= What you should do =
Filter the records below down to lines containing "средств".

[Extracted data entries]
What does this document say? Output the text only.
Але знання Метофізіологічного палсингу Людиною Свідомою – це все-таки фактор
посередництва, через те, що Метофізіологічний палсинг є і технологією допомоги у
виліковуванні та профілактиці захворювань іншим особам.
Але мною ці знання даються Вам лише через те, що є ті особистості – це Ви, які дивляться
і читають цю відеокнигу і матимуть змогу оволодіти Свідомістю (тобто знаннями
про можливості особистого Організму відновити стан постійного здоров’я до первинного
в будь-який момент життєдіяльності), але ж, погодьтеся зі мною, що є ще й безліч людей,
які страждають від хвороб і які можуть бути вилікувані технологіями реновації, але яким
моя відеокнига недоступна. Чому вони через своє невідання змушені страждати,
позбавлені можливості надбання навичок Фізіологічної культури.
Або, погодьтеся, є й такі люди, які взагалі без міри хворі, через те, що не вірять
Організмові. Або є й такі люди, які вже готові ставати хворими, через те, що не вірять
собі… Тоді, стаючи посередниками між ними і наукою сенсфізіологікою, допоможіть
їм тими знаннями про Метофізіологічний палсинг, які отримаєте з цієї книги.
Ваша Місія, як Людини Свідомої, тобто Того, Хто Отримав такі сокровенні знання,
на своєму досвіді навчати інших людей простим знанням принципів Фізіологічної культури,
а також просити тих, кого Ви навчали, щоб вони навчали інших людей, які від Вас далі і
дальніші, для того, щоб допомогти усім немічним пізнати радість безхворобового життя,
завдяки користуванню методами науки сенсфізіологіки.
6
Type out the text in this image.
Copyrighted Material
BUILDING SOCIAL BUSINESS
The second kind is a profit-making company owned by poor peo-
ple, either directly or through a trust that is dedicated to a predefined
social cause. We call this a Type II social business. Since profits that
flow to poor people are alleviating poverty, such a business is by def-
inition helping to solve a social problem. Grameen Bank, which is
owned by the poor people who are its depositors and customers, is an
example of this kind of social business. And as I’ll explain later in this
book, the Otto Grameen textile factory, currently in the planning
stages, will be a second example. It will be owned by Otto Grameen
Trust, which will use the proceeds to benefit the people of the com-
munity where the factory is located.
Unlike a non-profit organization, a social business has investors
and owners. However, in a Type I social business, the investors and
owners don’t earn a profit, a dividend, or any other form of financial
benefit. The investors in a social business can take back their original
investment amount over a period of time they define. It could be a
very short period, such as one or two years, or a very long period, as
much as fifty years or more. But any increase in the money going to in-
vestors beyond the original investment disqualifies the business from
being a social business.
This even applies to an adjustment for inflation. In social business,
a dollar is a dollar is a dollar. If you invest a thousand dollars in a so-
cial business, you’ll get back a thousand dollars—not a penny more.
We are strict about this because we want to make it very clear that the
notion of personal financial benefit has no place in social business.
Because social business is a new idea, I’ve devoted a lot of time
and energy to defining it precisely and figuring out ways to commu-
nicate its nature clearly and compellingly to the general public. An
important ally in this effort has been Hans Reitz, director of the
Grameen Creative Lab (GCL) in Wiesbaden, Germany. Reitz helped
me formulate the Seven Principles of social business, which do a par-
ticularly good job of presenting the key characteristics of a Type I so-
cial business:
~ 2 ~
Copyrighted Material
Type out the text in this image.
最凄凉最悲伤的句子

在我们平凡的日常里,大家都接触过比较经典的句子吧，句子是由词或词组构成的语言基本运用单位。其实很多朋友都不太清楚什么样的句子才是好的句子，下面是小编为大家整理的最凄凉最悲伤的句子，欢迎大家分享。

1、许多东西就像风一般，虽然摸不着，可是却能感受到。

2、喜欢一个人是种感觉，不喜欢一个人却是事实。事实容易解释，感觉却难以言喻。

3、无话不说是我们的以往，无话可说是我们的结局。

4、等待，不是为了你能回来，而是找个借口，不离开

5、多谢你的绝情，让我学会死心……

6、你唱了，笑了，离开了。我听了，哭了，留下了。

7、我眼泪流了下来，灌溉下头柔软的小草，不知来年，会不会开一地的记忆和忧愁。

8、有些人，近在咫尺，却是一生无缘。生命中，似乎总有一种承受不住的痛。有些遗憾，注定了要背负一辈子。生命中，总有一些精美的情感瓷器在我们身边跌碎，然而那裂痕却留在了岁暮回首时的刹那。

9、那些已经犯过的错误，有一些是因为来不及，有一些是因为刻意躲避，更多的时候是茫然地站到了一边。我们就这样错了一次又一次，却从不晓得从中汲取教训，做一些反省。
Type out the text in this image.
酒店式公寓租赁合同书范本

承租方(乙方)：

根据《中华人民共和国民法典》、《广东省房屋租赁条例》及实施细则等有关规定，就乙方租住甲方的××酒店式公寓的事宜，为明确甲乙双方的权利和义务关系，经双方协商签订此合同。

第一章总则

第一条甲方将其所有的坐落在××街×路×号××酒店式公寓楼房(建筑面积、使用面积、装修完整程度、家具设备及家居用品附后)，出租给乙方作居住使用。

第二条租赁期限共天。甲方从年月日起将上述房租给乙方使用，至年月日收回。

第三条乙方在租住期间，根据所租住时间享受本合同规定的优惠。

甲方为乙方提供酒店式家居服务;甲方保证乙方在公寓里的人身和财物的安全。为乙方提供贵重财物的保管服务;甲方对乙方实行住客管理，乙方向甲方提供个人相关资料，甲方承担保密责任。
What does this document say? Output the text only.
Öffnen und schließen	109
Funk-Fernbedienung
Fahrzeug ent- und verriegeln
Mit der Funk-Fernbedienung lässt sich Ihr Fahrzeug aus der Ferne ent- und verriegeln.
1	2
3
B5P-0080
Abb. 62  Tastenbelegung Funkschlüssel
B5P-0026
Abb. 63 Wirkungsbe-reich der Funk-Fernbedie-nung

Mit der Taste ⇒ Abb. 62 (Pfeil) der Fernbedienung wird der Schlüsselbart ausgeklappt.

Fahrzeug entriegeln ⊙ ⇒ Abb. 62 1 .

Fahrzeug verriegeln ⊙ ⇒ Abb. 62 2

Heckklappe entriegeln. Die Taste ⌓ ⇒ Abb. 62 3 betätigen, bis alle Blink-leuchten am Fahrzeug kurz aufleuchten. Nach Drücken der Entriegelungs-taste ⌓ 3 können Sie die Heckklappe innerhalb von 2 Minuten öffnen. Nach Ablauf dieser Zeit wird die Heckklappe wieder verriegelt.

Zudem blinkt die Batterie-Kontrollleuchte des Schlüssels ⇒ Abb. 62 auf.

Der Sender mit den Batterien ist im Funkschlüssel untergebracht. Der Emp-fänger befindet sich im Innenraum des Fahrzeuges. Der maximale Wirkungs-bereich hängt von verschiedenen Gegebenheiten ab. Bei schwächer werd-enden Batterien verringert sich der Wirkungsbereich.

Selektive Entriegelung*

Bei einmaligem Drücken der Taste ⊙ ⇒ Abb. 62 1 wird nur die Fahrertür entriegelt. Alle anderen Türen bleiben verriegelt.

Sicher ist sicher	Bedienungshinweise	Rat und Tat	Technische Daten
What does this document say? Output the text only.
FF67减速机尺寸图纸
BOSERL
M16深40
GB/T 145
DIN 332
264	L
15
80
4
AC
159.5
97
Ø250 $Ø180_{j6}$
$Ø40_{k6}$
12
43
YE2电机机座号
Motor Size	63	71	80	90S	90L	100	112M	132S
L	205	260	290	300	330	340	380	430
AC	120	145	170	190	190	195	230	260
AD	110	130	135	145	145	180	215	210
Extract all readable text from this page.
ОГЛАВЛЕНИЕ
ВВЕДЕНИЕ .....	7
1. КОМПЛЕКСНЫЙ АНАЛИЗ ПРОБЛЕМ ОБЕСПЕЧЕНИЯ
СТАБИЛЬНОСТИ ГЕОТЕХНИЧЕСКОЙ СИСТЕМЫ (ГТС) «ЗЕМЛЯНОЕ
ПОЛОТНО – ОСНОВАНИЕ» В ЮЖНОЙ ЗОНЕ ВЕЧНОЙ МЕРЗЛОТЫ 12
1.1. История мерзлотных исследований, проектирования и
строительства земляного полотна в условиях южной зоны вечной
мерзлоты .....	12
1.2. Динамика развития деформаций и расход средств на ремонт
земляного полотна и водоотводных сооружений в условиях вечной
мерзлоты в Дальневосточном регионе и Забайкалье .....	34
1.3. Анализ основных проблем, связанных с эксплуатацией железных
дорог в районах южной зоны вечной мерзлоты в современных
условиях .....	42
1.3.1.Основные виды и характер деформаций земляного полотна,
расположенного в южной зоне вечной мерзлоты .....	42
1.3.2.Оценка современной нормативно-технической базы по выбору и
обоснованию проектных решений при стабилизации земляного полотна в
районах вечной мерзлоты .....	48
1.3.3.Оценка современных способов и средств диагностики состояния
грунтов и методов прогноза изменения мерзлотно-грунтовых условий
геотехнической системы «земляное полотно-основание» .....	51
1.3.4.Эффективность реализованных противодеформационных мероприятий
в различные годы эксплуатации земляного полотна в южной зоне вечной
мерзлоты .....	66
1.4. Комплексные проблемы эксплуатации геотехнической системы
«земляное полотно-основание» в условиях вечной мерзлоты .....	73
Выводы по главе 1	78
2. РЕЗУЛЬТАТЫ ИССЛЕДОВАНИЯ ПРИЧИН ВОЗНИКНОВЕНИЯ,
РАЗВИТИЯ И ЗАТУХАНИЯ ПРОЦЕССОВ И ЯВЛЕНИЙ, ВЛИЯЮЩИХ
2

= Correct answer =
1.2. Динамика развития деформаций и расход средств на ремонт
1.3.3.Оценка современных способов и средств диагностики состояния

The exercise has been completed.